# What the task requires
Every entry must be duplicated precisely as written.

§

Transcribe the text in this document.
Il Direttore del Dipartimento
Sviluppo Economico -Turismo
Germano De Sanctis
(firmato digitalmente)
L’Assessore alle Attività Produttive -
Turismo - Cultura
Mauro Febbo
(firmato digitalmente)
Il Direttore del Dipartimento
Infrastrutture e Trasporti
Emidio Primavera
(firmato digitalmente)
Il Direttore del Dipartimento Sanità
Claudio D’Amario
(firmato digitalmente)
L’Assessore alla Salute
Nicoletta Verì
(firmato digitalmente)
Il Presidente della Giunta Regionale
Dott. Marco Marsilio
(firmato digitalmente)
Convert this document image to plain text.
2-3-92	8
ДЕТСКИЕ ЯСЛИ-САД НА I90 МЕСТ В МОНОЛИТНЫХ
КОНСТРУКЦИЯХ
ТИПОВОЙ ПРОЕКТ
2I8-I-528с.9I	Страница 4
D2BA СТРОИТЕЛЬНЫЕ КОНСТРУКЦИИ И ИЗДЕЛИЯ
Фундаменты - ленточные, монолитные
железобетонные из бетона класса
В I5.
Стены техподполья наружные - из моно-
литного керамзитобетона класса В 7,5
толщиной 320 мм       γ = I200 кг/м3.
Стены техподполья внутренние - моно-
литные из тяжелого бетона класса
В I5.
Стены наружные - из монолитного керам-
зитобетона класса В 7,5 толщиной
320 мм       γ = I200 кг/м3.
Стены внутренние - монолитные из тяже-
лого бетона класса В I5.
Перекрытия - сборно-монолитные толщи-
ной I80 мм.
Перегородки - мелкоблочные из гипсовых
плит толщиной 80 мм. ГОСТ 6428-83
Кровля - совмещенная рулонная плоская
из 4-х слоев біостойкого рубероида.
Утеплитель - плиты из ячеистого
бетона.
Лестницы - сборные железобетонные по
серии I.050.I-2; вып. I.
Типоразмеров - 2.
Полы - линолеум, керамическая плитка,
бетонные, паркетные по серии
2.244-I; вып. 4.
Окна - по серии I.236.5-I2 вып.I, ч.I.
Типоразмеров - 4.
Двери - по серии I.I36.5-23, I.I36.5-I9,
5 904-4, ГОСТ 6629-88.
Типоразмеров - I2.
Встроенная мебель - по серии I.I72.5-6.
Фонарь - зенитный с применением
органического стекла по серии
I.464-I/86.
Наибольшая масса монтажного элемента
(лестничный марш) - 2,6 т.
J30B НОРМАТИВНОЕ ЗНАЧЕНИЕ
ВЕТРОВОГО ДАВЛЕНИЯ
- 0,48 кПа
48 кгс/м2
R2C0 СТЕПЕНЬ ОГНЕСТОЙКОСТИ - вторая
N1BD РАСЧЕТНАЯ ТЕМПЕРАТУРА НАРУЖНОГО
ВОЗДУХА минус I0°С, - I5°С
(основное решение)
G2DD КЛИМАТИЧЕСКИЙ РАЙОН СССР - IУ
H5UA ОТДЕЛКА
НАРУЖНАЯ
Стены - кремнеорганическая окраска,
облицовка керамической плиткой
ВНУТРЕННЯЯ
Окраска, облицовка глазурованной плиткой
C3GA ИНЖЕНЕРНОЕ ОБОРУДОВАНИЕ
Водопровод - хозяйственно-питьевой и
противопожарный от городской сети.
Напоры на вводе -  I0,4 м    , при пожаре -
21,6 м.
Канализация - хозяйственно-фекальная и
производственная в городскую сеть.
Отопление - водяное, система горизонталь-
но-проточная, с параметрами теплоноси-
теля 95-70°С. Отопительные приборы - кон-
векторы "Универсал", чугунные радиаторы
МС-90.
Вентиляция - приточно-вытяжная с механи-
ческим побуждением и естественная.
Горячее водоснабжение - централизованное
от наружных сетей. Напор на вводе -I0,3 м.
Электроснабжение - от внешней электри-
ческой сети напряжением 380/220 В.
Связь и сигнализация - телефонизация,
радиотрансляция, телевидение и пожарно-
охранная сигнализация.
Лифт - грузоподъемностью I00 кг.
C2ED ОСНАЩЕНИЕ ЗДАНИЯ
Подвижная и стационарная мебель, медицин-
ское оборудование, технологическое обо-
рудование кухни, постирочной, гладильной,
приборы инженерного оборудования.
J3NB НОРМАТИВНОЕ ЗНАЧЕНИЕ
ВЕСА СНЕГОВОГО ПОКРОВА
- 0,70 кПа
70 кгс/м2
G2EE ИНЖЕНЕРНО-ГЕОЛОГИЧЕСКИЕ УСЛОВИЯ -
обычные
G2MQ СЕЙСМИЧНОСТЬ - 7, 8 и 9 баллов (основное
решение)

§

# Finished answer
Transcribe the text in this document.
Il Direttore del Dipartimento
Sviluppo Economico -Turismo
Germano De Sanctis
(firmato digitalmente)
L’Assessore alle Attività Produttive -
Turismo - Cultura
Mauro Febbo
(firmato digitalmente)
Il Direttore del Dipartimento
Infrastrutture e Trasporti
Emidio Primavera
(firmato digitalmente)
Il Direttore del Dipartimento Sanità
Claudio D’Amario
(firmato digitalmente)
L’Assessore alla Salute
Nicoletta Verì
(firmato digitalmente)
Il Presidente della Giunta Regionale
Dott. Marco Marsilio
(firmato digitalmente)
Convert this document image to plain text.
2-3-92	8
ДЕТСКИЕ ЯСЛИ-САД НА I90 МЕСТ В МОНОЛИТНЫХ
КОНСТРУКЦИЯХ
ТИПОВОЙ ПРОЕКТ
2I8-I-528с.9I	Страница 4
D2BA СТРОИТЕЛЬНЫЕ КОНСТРУКЦИИ И ИЗДЕЛИЯ
Фундаменты - ленточные, монолитные
железобетонные из бетона класса
В I5.
Стены техподполья наружные - из моно-
литного керамзитобетона класса В 7,5
толщиной 320 мм       γ = I200 кг/м3.
Стены техподполья внутренние - моно-
литные из тяжелого бетона класса
В I5.
Стены наружные - из монолитного керам-
зитобетона класса В 7,5 толщиной
320 мм       γ = I200 кг/м3.
Стены внутренние - монолитные из тяже-
лого бетона класса В I5.
Перекрытия - сборно-монолитные толщи-
ной I80 мм.
Перегородки - мелкоблочные из гипсовых
плит толщиной 80 мм. ГОСТ 6428-83
Кровля - совмещенная рулонная плоская
из 4-х слоев біостойкого рубероида.
Утеплитель - плиты из ячеистого
бетона.
Лестницы - сборные железобетонные по
серии I.050.I-2; вып. I.
Типоразмеров - 2.
Полы - линолеум, керамическая плитка,
бетонные, паркетные по серии
2.244-I; вып. 4.
Окна - по серии I.236.5-I2 вып.I, ч.I.
Типоразмеров - 4.
Двери - по серии I.I36.5-23, I.I36.5-I9,
5 904-4, ГОСТ 6629-88.
Типоразмеров - I2.
Встроенная мебель - по серии I.I72.5-6.
Фонарь - зенитный с применением
органического стекла по серии
I.464-I/86.
Наибольшая масса монтажного элемента
(лестничный марш) - 2,6 т.
J30B НОРМАТИВНОЕ ЗНАЧЕНИЕ
ВЕТРОВОГО ДАВЛЕНИЯ
- 0,48 кПа
48 кгс/м2
R2C0 СТЕПЕНЬ ОГНЕСТОЙКОСТИ - вторая
N1BD РАСЧЕТНАЯ ТЕМПЕРАТУРА НАРУЖНОГО
ВОЗДУХА минус I0°С, - I5°С
(основное решение)
G2DD КЛИМАТИЧЕСКИЙ РАЙОН СССР - IУ
H5UA ОТДЕЛКА
НАРУЖНАЯ
Стены - кремнеорганическая окраска,
облицовка керамической плиткой
ВНУТРЕННЯЯ
Окраска, облицовка глазурованной плиткой
C3GA ИНЖЕНЕРНОЕ ОБОРУДОВАНИЕ
Водопровод - хозяйственно-питьевой и
противопожарный от городской сети.
Напоры на вводе -  I0,4 м    , при пожаре -
21,6 м.
Канализация - хозяйственно-фекальная и
производственная в городскую сеть.
Отопление - водяное, система горизонталь-
но-проточная, с параметрами теплоноси-
теля 95-70°С. Отопительные приборы - кон-
векторы "Универсал", чугунные радиаторы
МС-90.
Вентиляция - приточно-вытяжная с механи-
ческим побуждением и естественная.
Горячее водоснабжение - централизованное
от наружных сетей. Напор на вводе -I0,3 м.
Электроснабжение - от внешней электри-
ческой сети напряжением 380/220 В.
Связь и сигнализация - телефонизация,
радиотрансляция, телевидение и пожарно-
охранная сигнализация.
Лифт - грузоподъемностью I00 кг.
C2ED ОСНАЩЕНИЕ ЗДАНИЯ
Подвижная и стационарная мебель, медицин-
ское оборудование, технологическое обо-
рудование кухни, постирочной, гладильной,
приборы инженерного оборудования.
J3NB НОРМАТИВНОЕ ЗНАЧЕНИЕ
ВЕСА СНЕГОВОГО ПОКРОВА
- 0,70 кПа
70 кгс/м2
G2EE ИНЖЕНЕРНО-ГЕОЛОГИЧЕСКИЕ УСЛОВИЯ -
обычные
G2MQ СЕЙСМИЧНОСТЬ - 7, 8 и 9 баллов (основное
решение)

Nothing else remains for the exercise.